## CHALLENGE:
Write out the full listing exactly as given, minus the images.

## MATERIAL FOR THIS EXERCISE:
####################

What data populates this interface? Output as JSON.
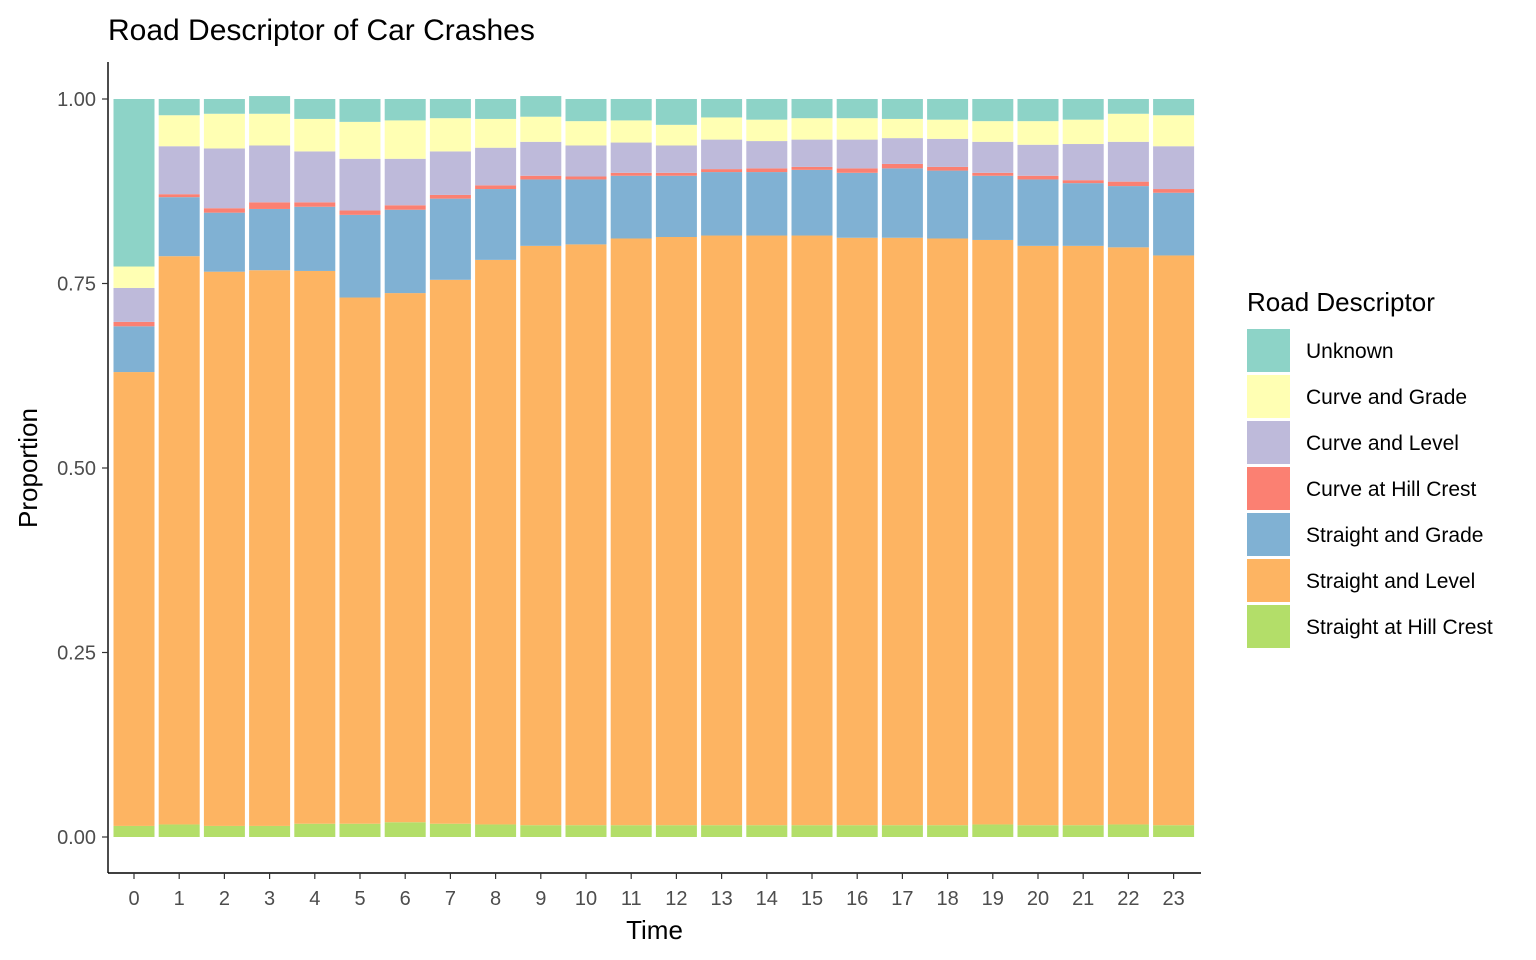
{
  "chart_data": {
    "type": "bar",
    "stacked": true,
    "title": "Road Descriptor of Car Crashes",
    "xlabel": "Time",
    "ylabel": "Proportion",
    "ylim": [
      0,
      1
    ],
    "yticks": [
      "0.00",
      "0.25",
      "0.50",
      "0.75",
      "1.00"
    ],
    "ytick_values": [
      0,
      0.25,
      0.5,
      0.75,
      1.0
    ],
    "grid": false,
    "legend_placement": "right",
    "legend_title": "Road Descriptor",
    "categories": [
      "0",
      "1",
      "2",
      "3",
      "4",
      "5",
      "6",
      "7",
      "8",
      "9",
      "10",
      "11",
      "12",
      "13",
      "14",
      "15",
      "16",
      "17",
      "18",
      "19",
      "20",
      "21",
      "22",
      "23"
    ],
    "series": [
      {
        "name": "Straight at Hill Crest",
        "color": "#b3de69",
        "values": [
          0.015,
          0.017,
          0.015,
          0.015,
          0.018,
          0.018,
          0.02,
          0.018,
          0.017,
          0.016,
          0.016,
          0.016,
          0.016,
          0.016,
          0.016,
          0.016,
          0.016,
          0.016,
          0.016,
          0.017,
          0.016,
          0.016,
          0.017,
          0.016
        ]
      },
      {
        "name": "Straight and Level",
        "color": "#fdb462",
        "values": [
          0.615,
          0.77,
          0.751,
          0.753,
          0.749,
          0.713,
          0.717,
          0.737,
          0.765,
          0.785,
          0.787,
          0.795,
          0.797,
          0.799,
          0.799,
          0.799,
          0.796,
          0.796,
          0.795,
          0.792,
          0.785,
          0.785,
          0.782,
          0.772
        ]
      },
      {
        "name": "Straight and Grade",
        "color": "#80b1d3",
        "values": [
          0.062,
          0.08,
          0.08,
          0.083,
          0.087,
          0.112,
          0.113,
          0.11,
          0.096,
          0.09,
          0.088,
          0.085,
          0.083,
          0.086,
          0.086,
          0.089,
          0.088,
          0.094,
          0.092,
          0.087,
          0.09,
          0.085,
          0.083,
          0.085
        ]
      },
      {
        "name": "Curve at Hill Crest",
        "color": "#fb8072",
        "values": [
          0.006,
          0.004,
          0.006,
          0.009,
          0.006,
          0.006,
          0.006,
          0.005,
          0.005,
          0.005,
          0.004,
          0.004,
          0.004,
          0.004,
          0.005,
          0.004,
          0.006,
          0.006,
          0.005,
          0.004,
          0.005,
          0.004,
          0.006,
          0.005
        ]
      },
      {
        "name": "Curve and Level",
        "color": "#bebada",
        "values": [
          0.046,
          0.065,
          0.081,
          0.077,
          0.069,
          0.07,
          0.063,
          0.059,
          0.051,
          0.046,
          0.042,
          0.041,
          0.037,
          0.04,
          0.037,
          0.037,
          0.039,
          0.035,
          0.038,
          0.042,
          0.042,
          0.049,
          0.054,
          0.058
        ]
      },
      {
        "name": "Curve and Grade",
        "color": "#ffffb3",
        "values": [
          0.029,
          0.042,
          0.047,
          0.043,
          0.044,
          0.05,
          0.052,
          0.045,
          0.039,
          0.034,
          0.033,
          0.03,
          0.028,
          0.03,
          0.029,
          0.029,
          0.029,
          0.026,
          0.026,
          0.028,
          0.032,
          0.033,
          0.038,
          0.042
        ]
      },
      {
        "name": "Unknown",
        "color": "#8dd3c7",
        "values": [
          0.227,
          0.022,
          0.02,
          0.024,
          0.027,
          0.031,
          0.029,
          0.026,
          0.027,
          0.028,
          0.03,
          0.029,
          0.035,
          0.025,
          0.028,
          0.026,
          0.026,
          0.027,
          0.028,
          0.03,
          0.03,
          0.028,
          0.02,
          0.022
        ]
      }
    ],
    "legend_order": [
      "Unknown",
      "Curve and Grade",
      "Curve and Level",
      "Curve at Hill Crest",
      "Straight and Grade",
      "Straight and Level",
      "Straight at Hill Crest"
    ]
  }
}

####################

## OUTPUT FOR THIS EXERCISE:
What data populates this interface? Output as JSON.
{
  "chart_data": {
    "type": "bar",
    "stacked": true,
    "title": "Road Descriptor of Car Crashes",
    "xlabel": "Time",
    "ylabel": "Proportion",
    "ylim": [
      0,
      1
    ],
    "yticks": [
      "0.00",
      "0.25",
      "0.50",
      "0.75",
      "1.00"
    ],
    "ytick_values": [
      0,
      0.25,
      0.5,
      0.75,
      1.0
    ],
    "grid": false,
    "legend_placement": "right",
    "legend_title": "Road Descriptor",
    "categories": [
      "0",
      "1",
      "2",
      "3",
      "4",
      "5",
      "6",
      "7",
      "8",
      "9",
      "10",
      "11",
      "12",
      "13",
      "14",
      "15",
      "16",
      "17",
      "18",
      "19",
      "20",
      "21",
      "22",
      "23"
    ],
    "series": [
      {
        "name": "Straight at Hill Crest",
        "color": "#b3de69",
        "values": [
          0.015,
          0.017,
          0.015,
          0.015,
          0.018,
          0.018,
          0.02,
          0.018,
          0.017,
          0.016,
          0.016,
          0.016,
          0.016,
          0.016,
          0.016,
          0.016,
          0.016,
          0.016,
          0.016,
          0.017,
          0.016,
          0.016,
          0.017,
          0.016
        ]
      },
      {
        "name": "Straight and Level",
        "color": "#fdb462",
        "values": [
          0.615,
          0.77,
          0.751,
          0.753,
          0.749,
          0.713,
          0.717,
          0.737,
          0.765,
          0.785,
          0.787,
          0.795,
          0.797,
          0.799,
          0.799,
          0.799,
          0.796,
          0.796,
          0.795,
          0.792,
          0.785,
          0.785,
          0.782,
          0.772
        ]
      },
      {
        "name": "Straight and Grade",
        "color": "#80b1d3",
        "values": [
          0.062,
          0.08,
          0.08,
          0.083,
          0.087,
          0.112,
          0.113,
          0.11,
          0.096,
          0.09,
          0.088,
          0.085,
          0.083,
          0.086,
          0.086,
          0.089,
          0.088,
          0.094,
          0.092,
          0.087,
          0.09,
          0.085,
          0.083,
          0.085
        ]
      },
      {
        "name": "Curve at Hill Crest",
        "color": "#fb8072",
        "values": [
          0.006,
          0.004,
          0.006,
          0.009,
          0.006,
          0.006,
          0.006,
          0.005,
          0.005,
          0.005,
          0.004,
          0.004,
          0.004,
          0.004,
          0.005,
          0.004,
          0.006,
          0.006,
          0.005,
          0.004,
          0.005,
          0.004,
          0.006,
          0.005
        ]
      },
      {
        "name": "Curve and Level",
        "color": "#bebada",
        "values": [
          0.046,
          0.065,
          0.081,
          0.077,
          0.069,
          0.07,
          0.063,
          0.059,
          0.051,
          0.046,
          0.042,
          0.041,
          0.037,
          0.04,
          0.037,
          0.037,
          0.039,
          0.035,
          0.038,
          0.042,
          0.042,
          0.049,
          0.054,
          0.058
        ]
      },
      {
        "name": "Curve and Grade",
        "color": "#ffffb3",
        "values": [
          0.029,
          0.042,
          0.047,
          0.043,
          0.044,
          0.05,
          0.052,
          0.045,
          0.039,
          0.034,
          0.033,
          0.03,
          0.028,
          0.03,
          0.029,
          0.029,
          0.029,
          0.026,
          0.026,
          0.028,
          0.032,
          0.033,
          0.038,
          0.042
        ]
      },
      {
        "name": "Unknown",
        "color": "#8dd3c7",
        "values": [
          0.227,
          0.022,
          0.02,
          0.024,
          0.027,
          0.031,
          0.029,
          0.026,
          0.027,
          0.028,
          0.03,
          0.029,
          0.035,
          0.025,
          0.028,
          0.026,
          0.026,
          0.027,
          0.028,
          0.03,
          0.03,
          0.028,
          0.02,
          0.022
        ]
      }
    ],
    "legend_order": [
      "Unknown",
      "Curve and Grade",
      "Curve and Level",
      "Curve at Hill Crest",
      "Straight and Grade",
      "Straight and Level",
      "Straight at Hill Crest"
    ]
  }
}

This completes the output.